Dataset items
**********

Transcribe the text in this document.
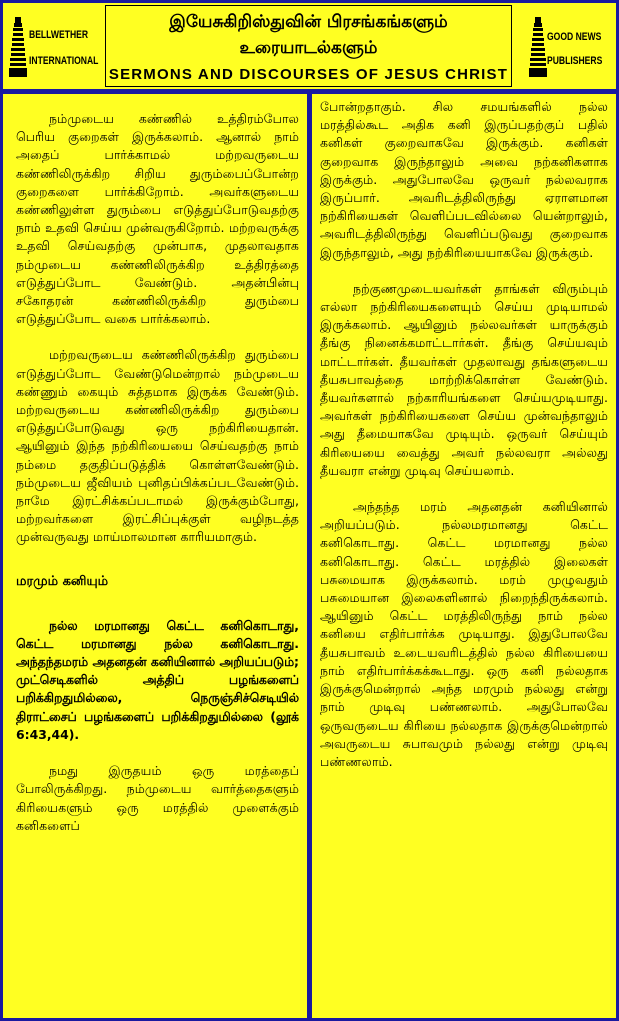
BELLWETHER
INTERNATIONAL
இயேசுகிறிஸ்துவின் பிரசங்கங்களும்
உரையாடல்களும்
SERMONS AND DISCOURSES OF JESUS CHRIST
GOOD NEWS
PUBLISHERS

நம்முடைய கண்ணில் உத்திரம்போல பெரிய குறைகள் இருக்கலாம். ஆனால் நாம் அதைப் பார்க்காமல் மற்றவருடைய கண்ணிலிருக்கிற சிறிய துரும்பைப்போன்ற குறைகளை பார்க்கிறோம். அவர்களுடைய கண்ணிலுள்ள துரும்பை எடுத்துப்போடுவதற்கு நாம் உதவி செய்ய முன்வருகிறோம். மற்றவருக்கு உதவி செய்வதற்கு முன்பாக, முதலாவதாக நம்முடைய கண்ணிலிருக்கிற உத்திரத்தை எடுத்துப்போட வேண்டும். அதன்பின்பு சகோதரன் கண்ணிலிருக்கிற துரும்பை எடுத்துப்போட வகை பார்க்கலாம்.

மற்றவருடைய கண்ணிலிருக்கிற துரும்பை எடுத்துப்போட வேண்டுமென்றால் நம்முடைய கண்ணும் கையும் சுத்தமாக இருக்க வேண்டும். மற்றவருடைய கண்ணிலிருக்கிற துரும்பை எடுத்துப்போடுவது ஒரு நற்கிரியைதான். ஆயினும் இந்த நற்கிரியையை செய்வதற்கு நாம் நம்மை தகுதிப்படுத்திக் கொள்ளவேண்டும். நம்முடைய ஜீவியம் புனிதப்பிக்கப்படவேண்டும். நாமே இரட்சிக்கப்படாமல் இருக்கும்போது, மற்றவர்களை இரட்சிப்புக்குள் வழிநடத்த முன்வருவது மாய்மாலமான காரியமாகும்.

மரமும் கனியும்

நல்ல மரமானது கெட்ட கனிகொடாது, கெட்ட மரமானது நல்ல கனிகொடாது. அந்தந்தமரம் அதனதன் கனியினால் அறியப்படும்; முட்செடிகளில் அத்திப் பழங்களைப் பறிக்கிறதுமில்லை, நெருஞ்சிச்செடியில் திராட்சைப் பழங்களைப் பறிக்கிறதுமில்லை (லூக் 6:43,44).

நமது இருதயம் ஒரு மரத்தைப் போலிருக்கிறது. நம்முடைய வார்த்தைகளும் கிரியைகளும் ஒரு மரத்தில் முளைக்கும் கனிகளைப்

போன்றதாகும். சில சமயங்களில் நல்ல மரத்தில்கூட அதிக கனி இருப்பதற்குப் பதில் கனிகள் குறைவாகவே இருக்கும். கனிகள் குறைவாக இருந்தாலும் அவை நற்கனிகளாக இருக்கும். அதுபோலவே ஒருவர் நல்லவராக இருப்பார். அவரிடத்திலிருந்து ஏராளமான நற்கிரியைகள் வெளிப்படவில்லை யென்றாலும், அவரிடத்திலிருந்து வெளிப்படுவது குறைவாக இருந்தாலும், அது நற்கிரியையாகவே இருக்கும்.

நற்குணமுடையவர்கள் தாங்கள் விரும்பும் எல்லா நற்கிரியைகளையும் செய்ய முடியாமல் இருக்கலாம். ஆயினும் நல்லவர்கள் யாருக்கும் தீங்கு நினைக்கமாட்டார்கள். தீங்கு செய்யவும் மாட்டார்கள். தீயவர்கள் முதலாவது தங்களுடைய தீயசுபாவத்தை மாற்றிக்கொள்ள வேண்டும். தீயவர்களால் நற்காரியங்களை செய்யமுடியாது. அவர்கள் நற்கிரியைகளை செய்ய முன்வந்தாலும் அது தீமையாகவே முடியும். ஒருவர் செய்யும் கிரியையை வைத்து அவர் நல்லவரா அல்லது தீயவரா என்று முடிவு செய்யலாம்.

அந்தந்த மரம் அதனதன் கனியினால் அறியப்படும். நல்லமரமானது கெட்ட கனிகொடாது. கெட்ட மரமானது நல்ல கனிகொடாது. கெட்ட மரத்தில் இலைகள் பசுமையாக இருக்கலாம். மரம் முழுவதும் பசுமையான இலைகளினால் நிறைந்திருக்கலாம். ஆயினும் கெட்ட மரத்திலிருந்து நாம் நல்ல கனியை எதிர்பார்க்க முடியாது. இதுபோலவே தீயசுபாவம் உடையவரிடத்தில் நல்ல கிரியையை நாம் எதிர்பார்க்கக்கூடாது. ஒரு கனி நல்லதாக இருக்குமென்றால் அந்த மரமும் நல்லது என்று நாம் முடிவு பண்ணலாம். அதுபோலவே ஒருவருடைய கிரியை நல்லதாக இருக்குமென்றால் அவருடைய சுபாவமும் நல்லது என்று முடிவு பண்ணலாம்.
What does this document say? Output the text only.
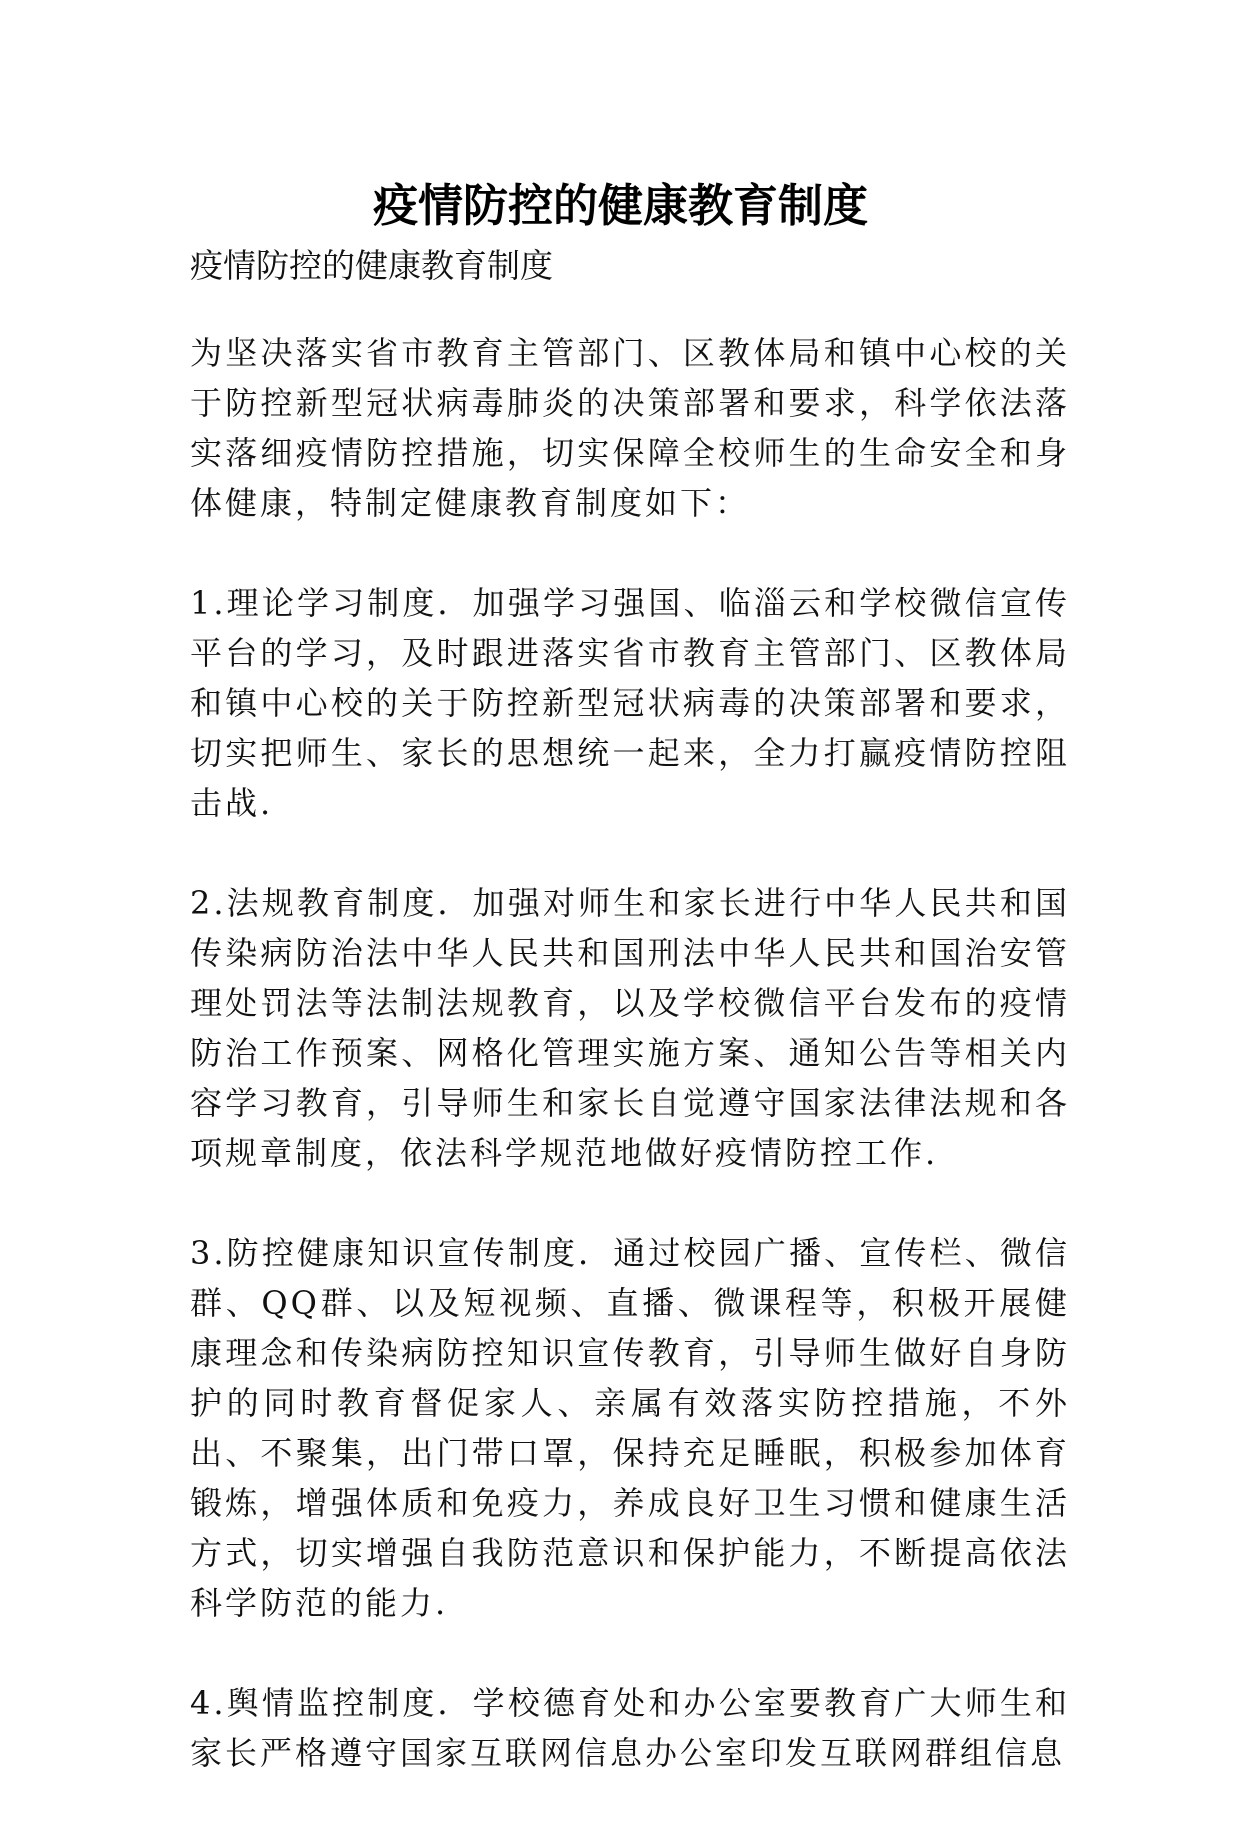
疫情防控的健康教育制度

疫情防控的健康教育制度

为坚决落实省市教育主管部门、区教体局和镇中心校的关于防控新型冠状病毒肺炎的决策部署和要求，科学依法落实落细疫情防控措施，切实保障全校师生的生命安全和身体健康，特制定健康教育制度如下：

1.理论学习制度．加强学习强国、临淄云和学校微信宣传平台的学习，及时跟进落实省市教育主管部门、区教体局和镇中心校的关于防控新型冠状病毒的决策部署和要求，切实把师生、家长的思想统一起来，全力打赢疫情防控阻击战.

2.法规教育制度．加强对师生和家长进行中华人民共和国传染病防治法中华人民共和国刑法中华人民共和国治安管理处罚法等法制法规教育，以及学校微信平台发布的疫情防治工作预案、网格化管理实施方案、通知公告等相关内容学习教育，引导师生和家长自觉遵守国家法律法规和各项规章制度，依法科学规范地做好疫情防控工作.

3.防控健康知识宣传制度．通过校园广播、宣传栏、微信群、QQ群、以及短视频、直播、微课程等，积极开展健康理念和传染病防控知识宣传教育，引导师生做好自身防护的同时教育督促家人、亲属有效落实防控措施，不外出、不聚集，出门带口罩，保持充足睡眠，积极参加体育锻炼，增强体质和免疫力，养成良好卫生习惯和健康生活方式，切实增强自我防范意识和保护能力，不断提高依法科学防范的能力.

4.舆情监控制度．学校德育处和办公室要教育广大师生和家长严格遵守国家互联网信息办公室印发互联网群组信息
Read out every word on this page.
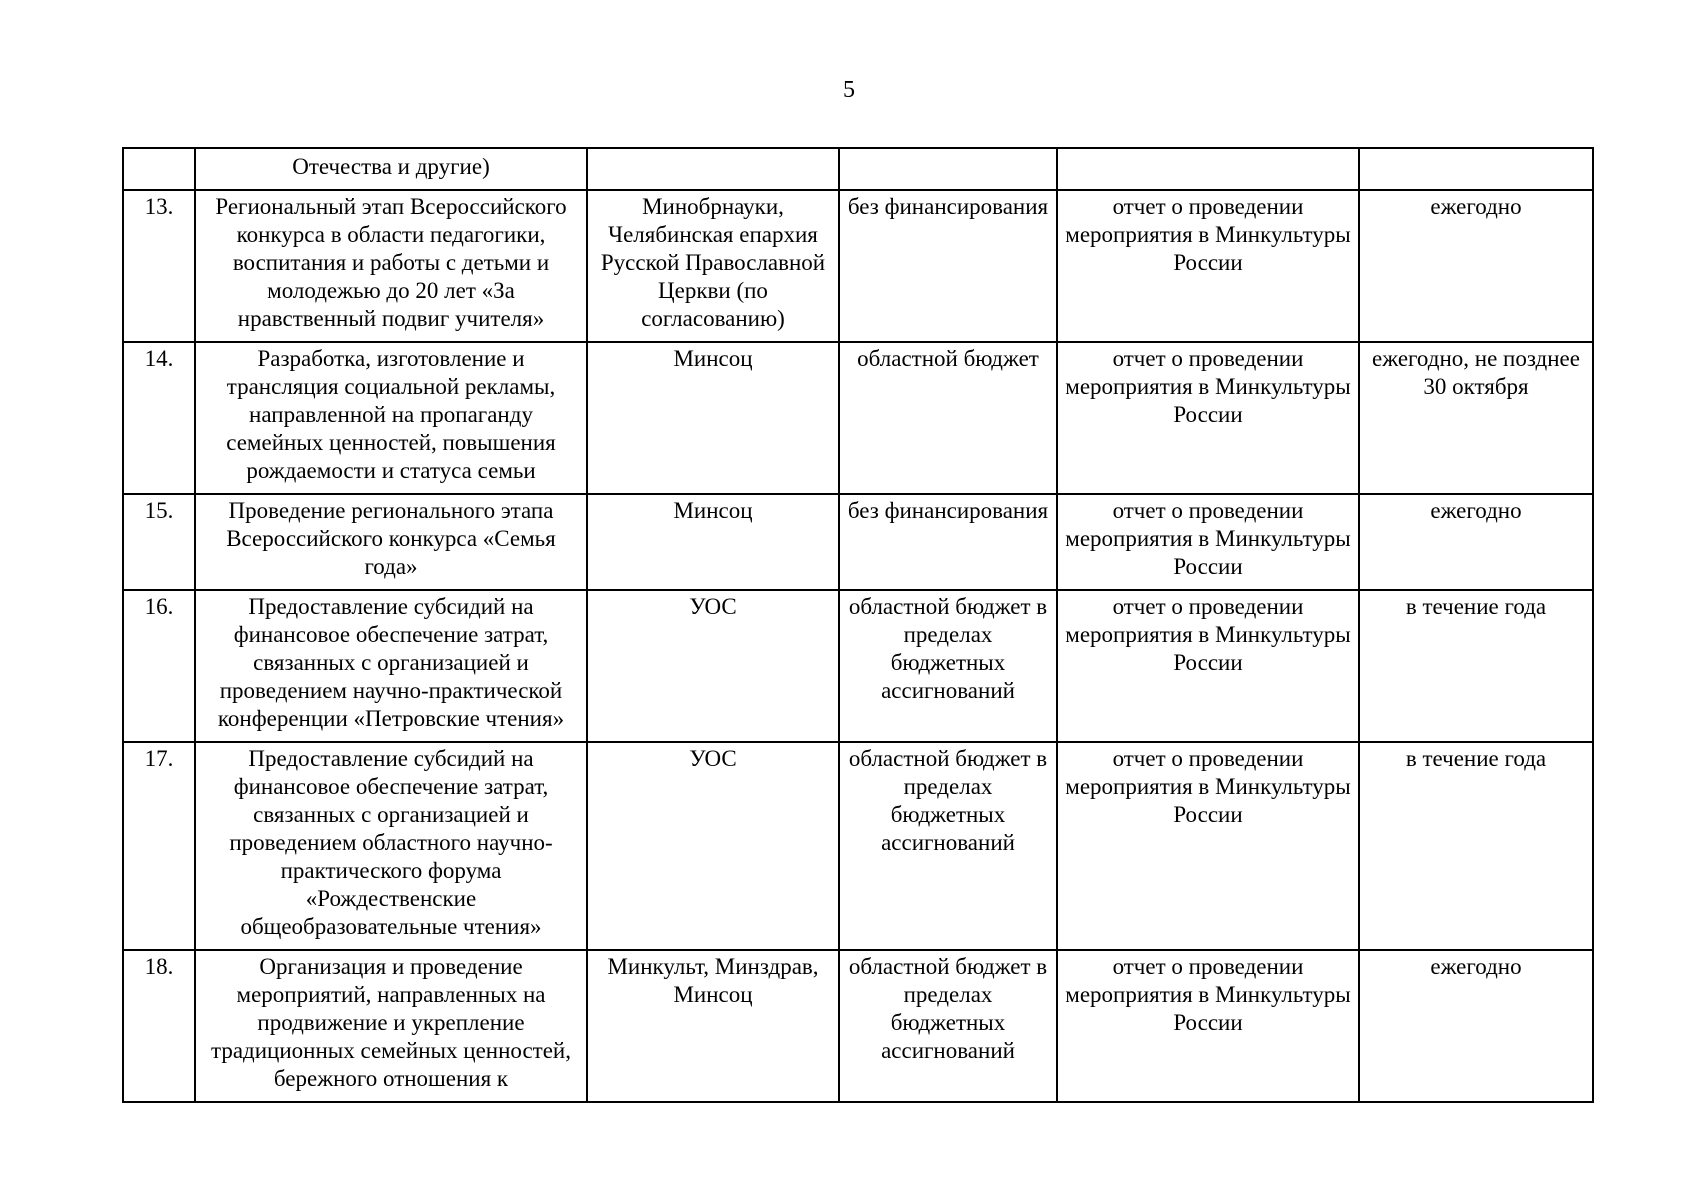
5
	Отечества и другие)				
13.	Региональный этап Всероссийского конкурса в области педагогики, воспитания и работы с детьми и молодежью до 20 лет «За нравственный подвиг учителя»	Минобрнауки, Челябинская епархия Русской Православной Церкви (по согласованию)	без финансирования	отчет о проведении мероприятия в Минкультуры России	ежегодно
14.	Разработка, изготовление и трансляция социальной рекламы, направленной на пропаганду семейных ценностей, повышения рождаемости и статуса семьи	Минсоц	областной бюджет	отчет о проведении мероприятия в Минкультуры России	ежегодно, не позднее 30 октября
15.	Проведение регионального этапа Всероссийского конкурса «Семья года»	Минсоц	без финансирования	отчет о проведении мероприятия в Минкультуры России	ежегодно
16.	Предоставление субсидий на финансовое обеспечение затрат, связанных с организацией и проведением научно-практической конференции «Петровские чтения»	УОС	областной бюджет в пределах бюджетных ассигнований	отчет о проведении мероприятия в Минкультуры России	в течение года
17.	Предоставление субсидий на финансовое обеспечение затрат, связанных с организацией и проведением областного научно-практического форума «Рождественские общеобразовательные чтения»	УОС	областной бюджет в пределах бюджетных ассигнований	отчет о проведении мероприятия в Минкультуры России	в течение года
18.	Организация и проведение мероприятий, направленных на продвижение и укрепление традиционных семейных ценностей, бережного отношения к	Минкульт, Минздрав, Минсоц	областной бюджет в пределах бюджетных ассигнований	отчет о проведении мероприятия в Минкультуры России	ежегодно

**********

## [EXERCISE DETAILS]
Pictures are not part of the copy; reproduce everything else in the records exactly.

## [SOLUTION FOR THIS PROBLEM]
Transcribe the text in this document.
BELLWETHER
INTERNATIONAL
இயேசுகிறிஸ்துவின் பிரசங்கங்களும்
உரையாடல்களும்
SERMONS AND DISCOURSES OF JESUS CHRIST
GOOD NEWS
PUBLISHERS

நம்முடைய கண்ணில் உத்திரம்போல பெரிய குறைகள் இருக்கலாம். ஆனால் நாம் அதைப் பார்க்காமல் மற்றவருடைய கண்ணிலிருக்கிற சிறிய துரும்பைப்போன்ற குறைகளை பார்க்கிறோம். அவர்களுடைய கண்ணிலுள்ள துரும்பை எடுத்துப்போடுவதற்கு நாம் உதவி செய்ய முன்வருகிறோம். மற்றவருக்கு உதவி செய்வதற்கு முன்பாக, முதலாவதாக நம்முடைய கண்ணிலிருக்கிற உத்திரத்தை எடுத்துப்போட வேண்டும். அதன்பின்பு சகோதரன் கண்ணிலிருக்கிற துரும்பை எடுத்துப்போட வகை பார்க்கலாம்.

மற்றவருடைய கண்ணிலிருக்கிற துரும்பை எடுத்துப்போட வேண்டுமென்றால் நம்முடைய கண்ணும் கையும் சுத்தமாக இருக்க வேண்டும். மற்றவருடைய கண்ணிலிருக்கிற துரும்பை எடுத்துப்போடுவது ஒரு நற்கிரியைதான். ஆயினும் இந்த நற்கிரியையை செய்வதற்கு நாம் நம்மை தகுதிப்படுத்திக் கொள்ளவேண்டும். நம்முடைய ஜீவியம் புனிதப்பிக்கப்படவேண்டும். நாமே இரட்சிக்கப்படாமல் இருக்கும்போது, மற்றவர்களை இரட்சிப்புக்குள் வழிநடத்த முன்வருவது மாய்மாலமான காரியமாகும்.

மரமும் கனியும்

நல்ல மரமானது கெட்ட கனிகொடாது, கெட்ட மரமானது நல்ல கனிகொடாது. அந்தந்தமரம் அதனதன் கனியினால் அறியப்படும்; முட்செடிகளில் அத்திப் பழங்களைப் பறிக்கிறதுமில்லை, நெருஞ்சிச்செடியில் திராட்சைப் பழங்களைப் பறிக்கிறதுமில்லை (லூக் 6:43,44).

நமது இருதயம் ஒரு மரத்தைப் போலிருக்கிறது. நம்முடைய வார்த்தைகளும் கிரியைகளும் ஒரு மரத்தில் முளைக்கும் கனிகளைப்

போன்றதாகும். சில சமயங்களில் நல்ல மரத்தில்கூட அதிக கனி இருப்பதற்குப் பதில் கனிகள் குறைவாகவே இருக்கும். கனிகள் குறைவாக இருந்தாலும் அவை நற்கனிகளாக இருக்கும். அதுபோலவே ஒருவர் நல்லவராக இருப்பார். அவரிடத்திலிருந்து ஏராளமான நற்கிரியைகள் வெளிப்படவில்லை யென்றாலும், அவரிடத்திலிருந்து வெளிப்படுவது குறைவாக இருந்தாலும், அது நற்கிரியையாகவே இருக்கும்.

நற்குணமுடையவர்கள் தாங்கள் விரும்பும் எல்லா நற்கிரியைகளையும் செய்ய முடியாமல் இருக்கலாம். ஆயினும் நல்லவர்கள் யாருக்கும் தீங்கு நினைக்கமாட்டார்கள். தீங்கு செய்யவும் மாட்டார்கள். தீயவர்கள் முதலாவது தங்களுடைய தீயசுபாவத்தை மாற்றிக்கொள்ள வேண்டும். தீயவர்களால் நற்காரியங்களை செய்யமுடியாது. அவர்கள் நற்கிரியைகளை செய்ய முன்வந்தாலும் அது தீமையாகவே முடியும். ஒருவர் செய்யும் கிரியையை வைத்து அவர் நல்லவரா அல்லது தீயவரா என்று முடிவு செய்யலாம்.

அந்தந்த மரம் அதனதன் கனியினால் அறியப்படும். நல்லமரமானது கெட்ட கனிகொடாது. கெட்ட மரமானது நல்ல கனிகொடாது. கெட்ட மரத்தில் இலைகள் பசுமையாக இருக்கலாம். மரம் முழுவதும் பசுமையான இலைகளினால் நிறைந்திருக்கலாம். ஆயினும் கெட்ட மரத்திலிருந்து நாம் நல்ல கனியை எதிர்பார்க்க முடியாது. இதுபோலவே தீயசுபாவம் உடையவரிடத்தில் நல்ல கிரியையை நாம் எதிர்பார்க்கக்கூடாது. ஒரு கனி நல்லதாக இருக்குமென்றால் அந்த மரமும் நல்லது என்று நாம் முடிவு பண்ணலாம். அதுபோலவே ஒருவருடைய கிரியை நல்லதாக இருக்குமென்றால் அவருடைய சுபாவமும் நல்லது என்று முடிவு பண்ணலாம்.
What does this document say? Output the text only.
疫情防控的健康教育制度

疫情防控的健康教育制度

为坚决落实省市教育主管部门、区教体局和镇中心校的关于防控新型冠状病毒肺炎的决策部署和要求，科学依法落实落细疫情防控措施，切实保障全校师生的生命安全和身体健康，特制定健康教育制度如下：

1.理论学习制度．加强学习强国、临淄云和学校微信宣传平台的学习，及时跟进落实省市教育主管部门、区教体局和镇中心校的关于防控新型冠状病毒的决策部署和要求，切实把师生、家长的思想统一起来，全力打赢疫情防控阻击战.

2.法规教育制度．加强对师生和家长进行中华人民共和国传染病防治法中华人民共和国刑法中华人民共和国治安管理处罚法等法制法规教育，以及学校微信平台发布的疫情防治工作预案、网格化管理实施方案、通知公告等相关内容学习教育，引导师生和家长自觉遵守国家法律法规和各项规章制度，依法科学规范地做好疫情防控工作.

3.防控健康知识宣传制度．通过校园广播、宣传栏、微信群、QQ群、以及短视频、直播、微课程等，积极开展健康理念和传染病防控知识宣传教育，引导师生做好自身防护的同时教育督促家人、亲属有效落实防控措施，不外出、不聚集，出门带口罩，保持充足睡眠，积极参加体育锻炼，增强体质和免疫力，养成良好卫生习惯和健康生活方式，切实增强自我防范意识和保护能力，不断提高依法科学防范的能力.

4.舆情监控制度．学校德育处和办公室要教育广大师生和家长严格遵守国家互联网信息办公室印发互联网群组信息
Read out every word on this page.
5
	Отечества и другие)				
13.	Региональный этап Всероссийского конкурса в области педагогики, воспитания и работы с детьми и молодежью до 20 лет «За нравственный подвиг учителя»	Минобрнауки, Челябинская епархия Русской Православной Церкви (по согласованию)	без финансирования	отчет о проведении мероприятия в Минкультуры России	ежегодно
14.	Разработка, изготовление и трансляция социальной рекламы, направленной на пропаганду семейных ценностей, повышения рождаемости и статуса семьи	Минсоц	областной бюджет	отчет о проведении мероприятия в Минкультуры России	ежегодно, не позднее 30 октября
15.	Проведение регионального этапа Всероссийского конкурса «Семья года»	Минсоц	без финансирования	отчет о проведении мероприятия в Минкультуры России	ежегодно
16.	Предоставление субсидий на финансовое обеспечение затрат, связанных с организацией и проведением научно-практической конференции «Петровские чтения»	УОС	областной бюджет в пределах бюджетных ассигнований	отчет о проведении мероприятия в Минкультуры России	в течение года
17.	Предоставление субсидий на финансовое обеспечение затрат, связанных с организацией и проведением областного научно-практического форума «Рождественские общеобразовательные чтения»	УОС	областной бюджет в пределах бюджетных ассигнований	отчет о проведении мероприятия в Минкультуры России	в течение года
18.	Организация и проведение мероприятий, направленных на продвижение и укрепление традиционных семейных ценностей, бережного отношения к	Минкульт, Минздрав, Минсоц	областной бюджет в пределах бюджетных ассигнований	отчет о проведении мероприятия в Минкультуры России	ежегодно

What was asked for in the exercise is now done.